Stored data
-------------------------

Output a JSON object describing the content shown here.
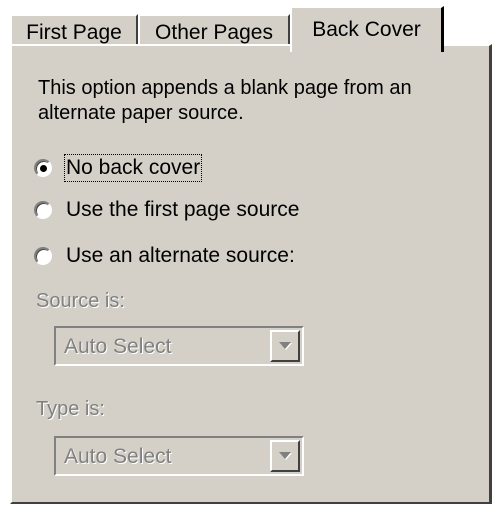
{
  "tabs": [
    {
      "label": "First Page"
    },
    {
      "label": "Other Pages"
    },
    {
      "label": "Back Cover",
      "active": true
    }
  ],
  "description": "This option appends a blank page from an alternate paper source.",
  "options": [
    {
      "label": "No back cover",
      "selected": true
    },
    {
      "label": "Use the first page source",
      "selected": false
    },
    {
      "label": "Use an alternate source:",
      "selected": false
    }
  ],
  "source": {
    "label": "Source is:",
    "value": "Auto Select",
    "enabled": false
  },
  "type": {
    "label": "Type is:",
    "value": "Auto Select",
    "enabled": false
  },
  "colors": {
    "face": "#d4d0c8",
    "disabled_text": "#808080"
  },
  "icons": {
    "dropdown": "chevron-down-icon"
  }
}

-------------------------

▶ [Exercise description]:
Output the full set of records above without changing a word, and drop the images.

▶ [Expected output]:
Output a JSON object describing the content shown here.
{
  "tabs": [
    {
      "label": "First Page"
    },
    {
      "label": "Other Pages"
    },
    {
      "label": "Back Cover",
      "active": true
    }
  ],
  "description": "This option appends a blank page from an alternate paper source.",
  "options": [
    {
      "label": "No back cover",
      "selected": true
    },
    {
      "label": "Use the first page source",
      "selected": false
    },
    {
      "label": "Use an alternate source:",
      "selected": false
    }
  ],
  "source": {
    "label": "Source is:",
    "value": "Auto Select",
    "enabled": false
  },
  "type": {
    "label": "Type is:",
    "value": "Auto Select",
    "enabled": false
  },
  "colors": {
    "face": "#d4d0c8",
    "disabled_text": "#808080"
  },
  "icons": {
    "dropdown": "chevron-down-icon"
  }
}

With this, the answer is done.